The problem: Below are some records. Count the lines with "также" in them and give nothing but the total.

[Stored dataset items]
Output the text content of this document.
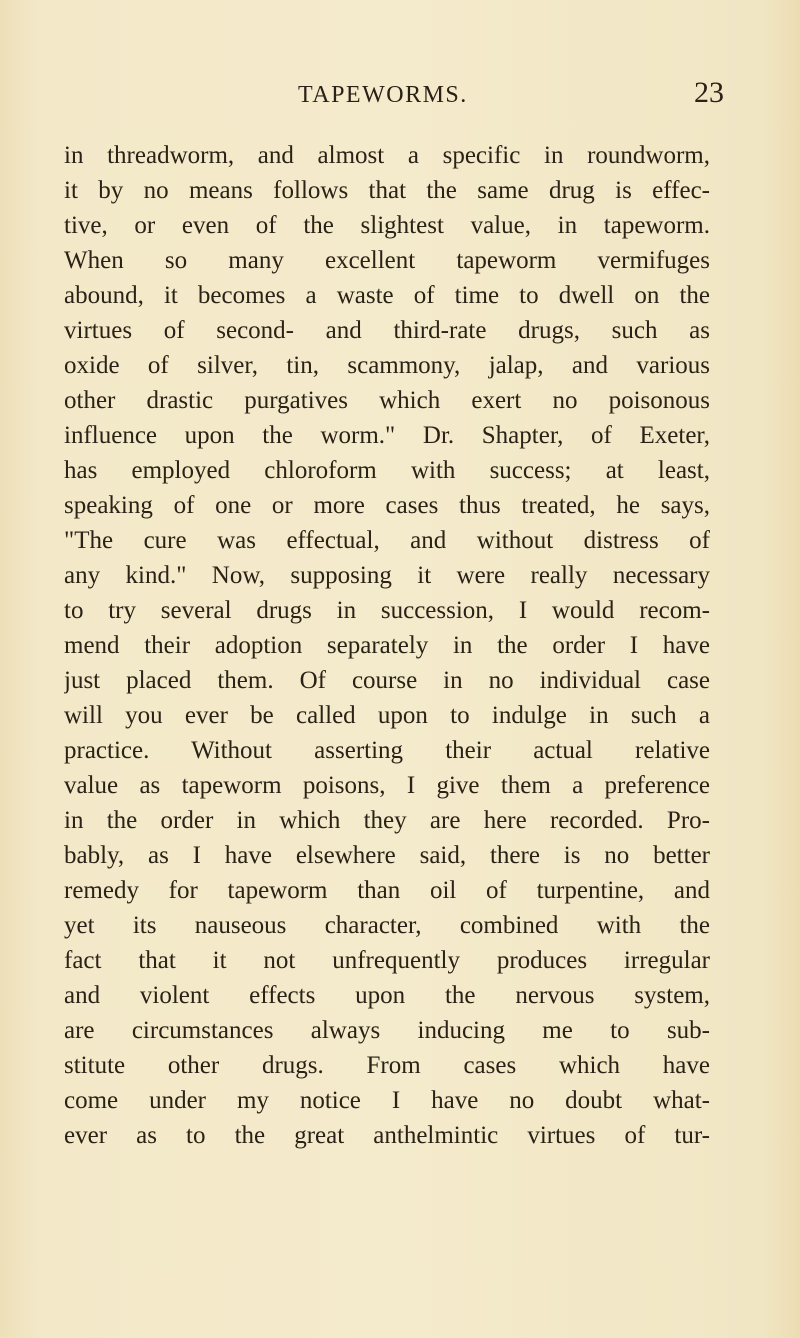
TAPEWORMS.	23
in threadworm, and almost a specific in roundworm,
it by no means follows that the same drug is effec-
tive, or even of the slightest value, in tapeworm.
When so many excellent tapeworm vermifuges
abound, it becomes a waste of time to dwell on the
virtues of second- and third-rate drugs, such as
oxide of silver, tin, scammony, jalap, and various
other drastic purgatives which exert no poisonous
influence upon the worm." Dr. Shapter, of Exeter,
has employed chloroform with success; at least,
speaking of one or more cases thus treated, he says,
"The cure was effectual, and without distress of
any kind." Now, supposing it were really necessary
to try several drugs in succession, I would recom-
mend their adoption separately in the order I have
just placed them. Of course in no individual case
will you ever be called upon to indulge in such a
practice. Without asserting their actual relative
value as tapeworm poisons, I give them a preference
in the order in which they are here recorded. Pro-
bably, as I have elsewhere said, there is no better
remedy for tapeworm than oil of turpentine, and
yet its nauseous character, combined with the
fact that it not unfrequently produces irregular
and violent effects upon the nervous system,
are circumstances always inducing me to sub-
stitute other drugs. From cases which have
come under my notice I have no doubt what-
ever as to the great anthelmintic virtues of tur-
...
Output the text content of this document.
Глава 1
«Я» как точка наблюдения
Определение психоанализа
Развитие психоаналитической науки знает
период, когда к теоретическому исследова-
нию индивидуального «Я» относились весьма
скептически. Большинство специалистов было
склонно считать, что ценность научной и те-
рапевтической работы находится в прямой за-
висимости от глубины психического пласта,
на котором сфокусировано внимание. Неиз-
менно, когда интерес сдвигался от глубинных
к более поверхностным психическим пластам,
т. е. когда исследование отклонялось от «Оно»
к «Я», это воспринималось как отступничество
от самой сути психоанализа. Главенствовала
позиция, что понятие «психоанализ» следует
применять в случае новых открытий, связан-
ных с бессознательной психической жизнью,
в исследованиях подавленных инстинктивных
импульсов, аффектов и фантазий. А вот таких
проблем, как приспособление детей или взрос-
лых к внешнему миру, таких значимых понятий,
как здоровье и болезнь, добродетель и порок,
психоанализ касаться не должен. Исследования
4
...
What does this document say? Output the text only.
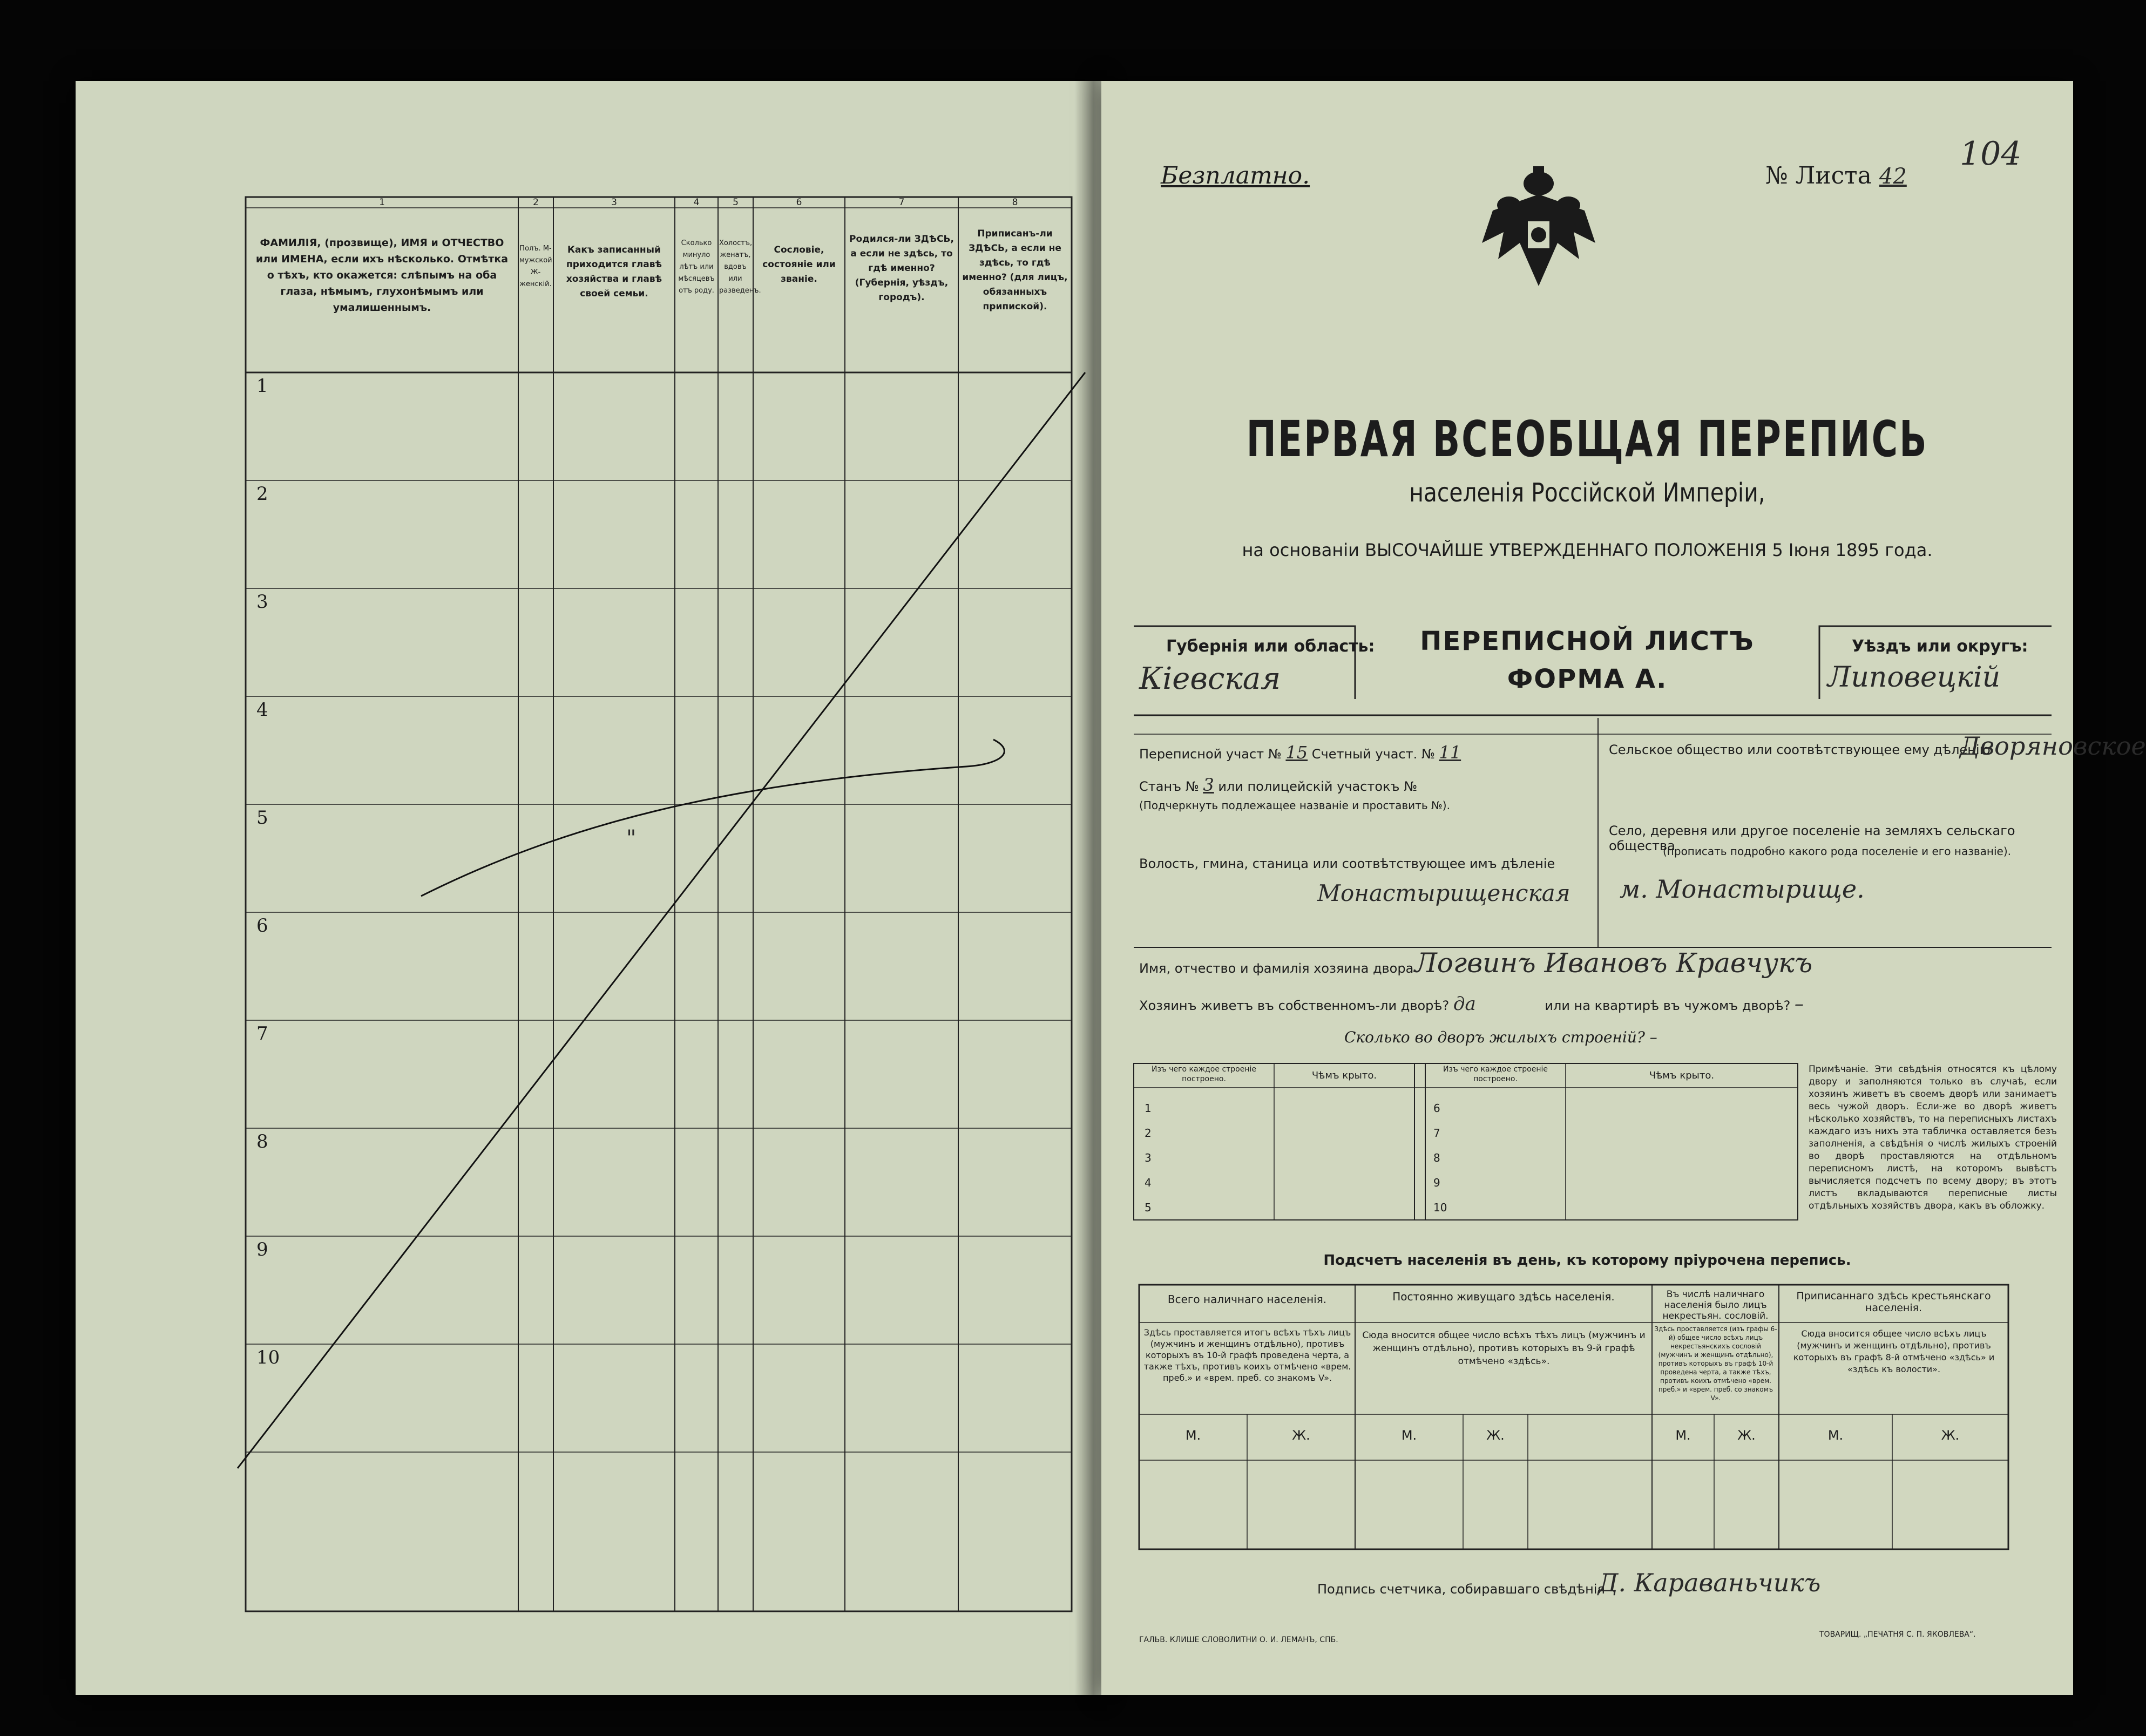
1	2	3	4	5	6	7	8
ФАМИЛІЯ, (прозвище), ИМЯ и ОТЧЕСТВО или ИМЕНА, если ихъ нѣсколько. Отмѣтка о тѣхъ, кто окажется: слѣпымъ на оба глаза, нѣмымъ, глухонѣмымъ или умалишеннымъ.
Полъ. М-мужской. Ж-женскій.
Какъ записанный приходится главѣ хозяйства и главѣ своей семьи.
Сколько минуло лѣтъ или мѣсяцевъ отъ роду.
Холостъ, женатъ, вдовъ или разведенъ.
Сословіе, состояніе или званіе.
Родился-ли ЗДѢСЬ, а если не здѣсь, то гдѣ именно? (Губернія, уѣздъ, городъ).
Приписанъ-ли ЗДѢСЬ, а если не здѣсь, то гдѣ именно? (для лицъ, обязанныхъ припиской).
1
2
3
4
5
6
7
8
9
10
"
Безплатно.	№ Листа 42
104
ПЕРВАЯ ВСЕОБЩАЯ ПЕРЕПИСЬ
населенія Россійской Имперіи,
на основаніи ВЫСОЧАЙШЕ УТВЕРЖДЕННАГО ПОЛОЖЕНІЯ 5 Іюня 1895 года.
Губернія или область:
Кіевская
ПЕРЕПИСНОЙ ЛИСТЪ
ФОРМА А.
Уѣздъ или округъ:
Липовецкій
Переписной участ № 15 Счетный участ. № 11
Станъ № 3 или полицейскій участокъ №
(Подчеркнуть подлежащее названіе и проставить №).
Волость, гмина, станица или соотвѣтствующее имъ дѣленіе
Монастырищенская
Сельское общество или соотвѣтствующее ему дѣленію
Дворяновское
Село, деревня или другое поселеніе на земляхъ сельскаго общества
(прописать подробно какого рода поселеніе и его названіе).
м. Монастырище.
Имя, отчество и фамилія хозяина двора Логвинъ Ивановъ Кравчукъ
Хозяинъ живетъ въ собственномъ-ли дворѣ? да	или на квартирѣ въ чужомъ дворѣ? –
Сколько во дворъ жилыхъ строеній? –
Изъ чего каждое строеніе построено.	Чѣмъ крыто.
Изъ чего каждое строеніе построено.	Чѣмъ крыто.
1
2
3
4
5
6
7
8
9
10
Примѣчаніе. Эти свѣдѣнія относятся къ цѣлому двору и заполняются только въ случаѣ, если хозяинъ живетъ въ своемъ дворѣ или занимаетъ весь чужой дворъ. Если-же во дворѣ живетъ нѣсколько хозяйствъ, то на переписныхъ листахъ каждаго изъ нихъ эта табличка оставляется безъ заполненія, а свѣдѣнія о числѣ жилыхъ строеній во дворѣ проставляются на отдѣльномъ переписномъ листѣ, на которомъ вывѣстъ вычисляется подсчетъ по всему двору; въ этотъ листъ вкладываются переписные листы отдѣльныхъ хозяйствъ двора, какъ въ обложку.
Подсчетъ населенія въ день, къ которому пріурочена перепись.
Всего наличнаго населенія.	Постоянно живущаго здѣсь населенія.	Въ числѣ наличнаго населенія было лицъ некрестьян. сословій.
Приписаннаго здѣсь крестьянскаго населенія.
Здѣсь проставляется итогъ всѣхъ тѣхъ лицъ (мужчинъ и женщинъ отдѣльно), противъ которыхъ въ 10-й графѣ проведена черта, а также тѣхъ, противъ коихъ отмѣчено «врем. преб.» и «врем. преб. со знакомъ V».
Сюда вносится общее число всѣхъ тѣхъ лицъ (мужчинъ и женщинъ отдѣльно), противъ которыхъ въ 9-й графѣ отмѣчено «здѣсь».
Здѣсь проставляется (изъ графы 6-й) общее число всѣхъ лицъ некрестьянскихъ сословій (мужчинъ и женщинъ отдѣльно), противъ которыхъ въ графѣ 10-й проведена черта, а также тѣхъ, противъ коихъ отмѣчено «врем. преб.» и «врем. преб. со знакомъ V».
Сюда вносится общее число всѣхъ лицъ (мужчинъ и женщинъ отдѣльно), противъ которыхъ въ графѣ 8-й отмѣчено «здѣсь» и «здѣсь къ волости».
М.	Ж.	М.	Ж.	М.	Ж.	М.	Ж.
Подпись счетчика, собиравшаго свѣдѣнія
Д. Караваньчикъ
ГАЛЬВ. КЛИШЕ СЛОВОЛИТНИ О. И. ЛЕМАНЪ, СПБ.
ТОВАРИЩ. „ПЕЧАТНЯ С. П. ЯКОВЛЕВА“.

Exercise response: 2